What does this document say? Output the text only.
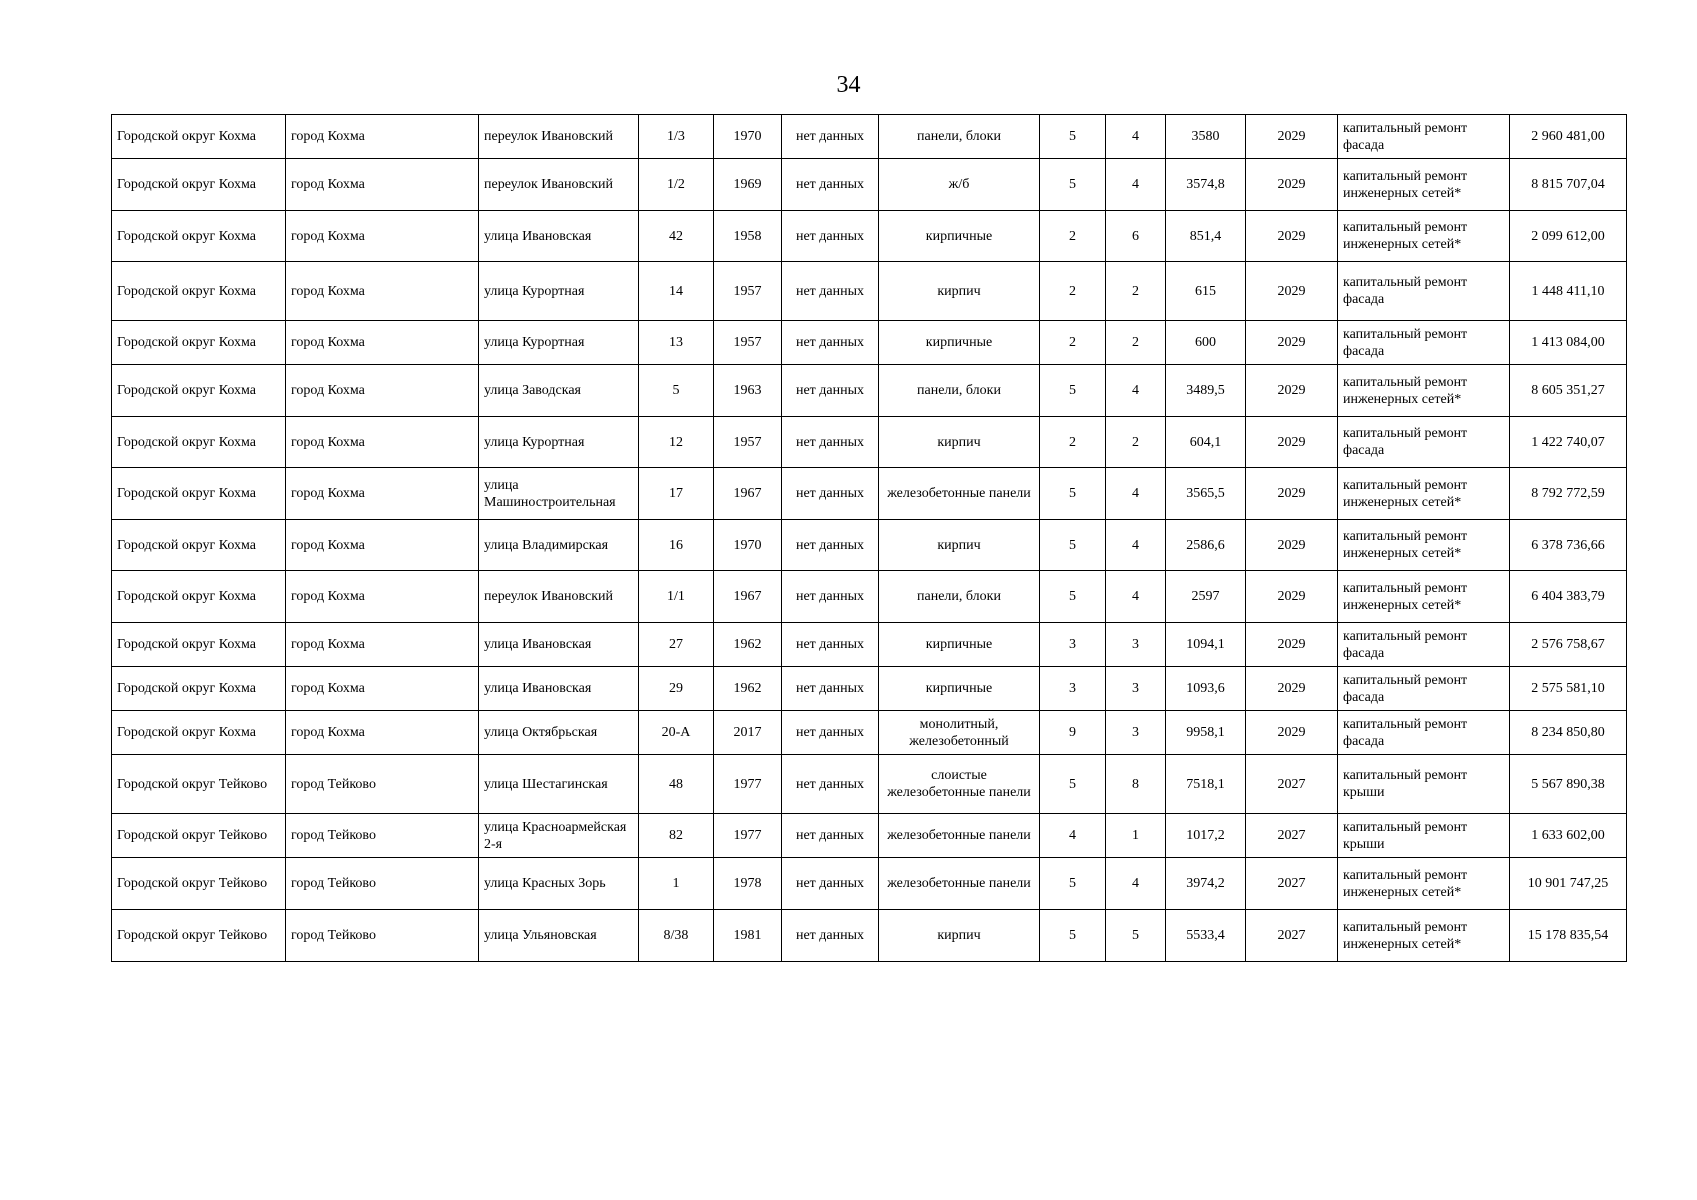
34
Городской округ Кохма	город Кохма	переулок Ивановский	1/3	1970	нет данных	панели, блоки	5	4	3580	2029	капитальный ремонт фасада	2 960 481,00
Городской округ Кохма	город Кохма	переулок Ивановский	1/2	1969	нет данных	ж/б	5	4	3574,8	2029	капитальный ремонт инженерных сетей*	8 815 707,04
Городской округ Кохма	город Кохма	улица Ивановская	42	1958	нет данных	кирпичные	2	6	851,4	2029	капитальный ремонт инженерных сетей*	2 099 612,00
Городской округ Кохма	город Кохма	улица Курортная	14	1957	нет данных	кирпич	2	2	615	2029	капитальный ремонт фасада	1 448 411,10
Городской округ Кохма	город Кохма	улица Курортная	13	1957	нет данных	кирпичные	2	2	600	2029	капитальный ремонт фасада	1 413 084,00
Городской округ Кохма	город Кохма	улица Заводская	5	1963	нет данных	панели, блоки	5	4	3489,5	2029	капитальный ремонт инженерных сетей*	8 605 351,27
Городской округ Кохма	город Кохма	улица Курортная	12	1957	нет данных	кирпич	2	2	604,1	2029	капитальный ремонт фасада	1 422 740,07
Городской округ Кохма	город Кохма	улица Машиностроительная	17	1967	нет данных	железобетонные панели	5	4	3565,5	2029	капитальный ремонт инженерных сетей*	8 792 772,59
Городской округ Кохма	город Кохма	улица Владимирская	16	1970	нет данных	кирпич	5	4	2586,6	2029	капитальный ремонт инженерных сетей*	6 378 736,66
Городской округ Кохма	город Кохма	переулок Ивановский	1/1	1967	нет данных	панели, блоки	5	4	2597	2029	капитальный ремонт инженерных сетей*	6 404 383,79
Городской округ Кохма	город Кохма	улица Ивановская	27	1962	нет данных	кирпичные	3	3	1094,1	2029	капитальный ремонт фасада	2 576 758,67
Городской округ Кохма	город Кохма	улица Ивановская	29	1962	нет данных	кирпичные	3	3	1093,6	2029	капитальный ремонт фасада	2 575 581,10
Городской округ Кохма	город Кохма	улица Октябрьская	20-А	2017	нет данных	монолитный, железобетонный	9	3	9958,1	2029	капитальный ремонт фасада	8 234 850,80
Городской округ Тейково	город Тейково	улица Шестагинская	48	1977	нет данных	слоистые железобетонные панели	5	8	7518,1	2027	капитальный ремонт крыши	5 567 890,38
Городской округ Тейково	город Тейково	улица Красноармейская 2-я	82	1977	нет данных	железобетонные панели	4	1	1017,2	2027	капитальный ремонт крыши	1 633 602,00
Городской округ Тейково	город Тейково	улица Красных Зорь	1	1978	нет данных	железобетонные панели	5	4	3974,2	2027	капитальный ремонт инженерных сетей*	10 901 747,25
Городской округ Тейково	город Тейково	улица Ульяновская	8/38	1981	нет данных	кирпич	5	5	5533,4	2027	капитальный ремонт инженерных сетей*	15 178 835,54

◇ ◇ ◇

* **What is needed**
Copy out each line of the data containing the string "железобетонные".

* **Expected answer**
Городской округ Кохма	город Кохма	улица Машиностроительная	17	1967	нет данных	железобетонные панели	5	4	3565,5	2029	капитальный ремонт инженерных сетей*	8 792 772,59
Городской округ Тейково	город Тейково	улица Шестагинская	48	1977	нет данных	слоистые железобетонные панели	5	8	7518,1	2027	капитальный ремонт крыши	5 567 890,38
Городской округ Тейково	город Тейково	улица Красноармейская 2-я	82	1977	нет данных	железобетонные панели	4	1	1017,2	2027	капитальный ремонт крыши	1 633 602,00
Городской округ Тейково	город Тейково	улица Красных Зорь	1	1978	нет данных	железобетонные панели	5	4	3974,2	2027	капитальный ремонт инженерных сетей*	10 901 747,25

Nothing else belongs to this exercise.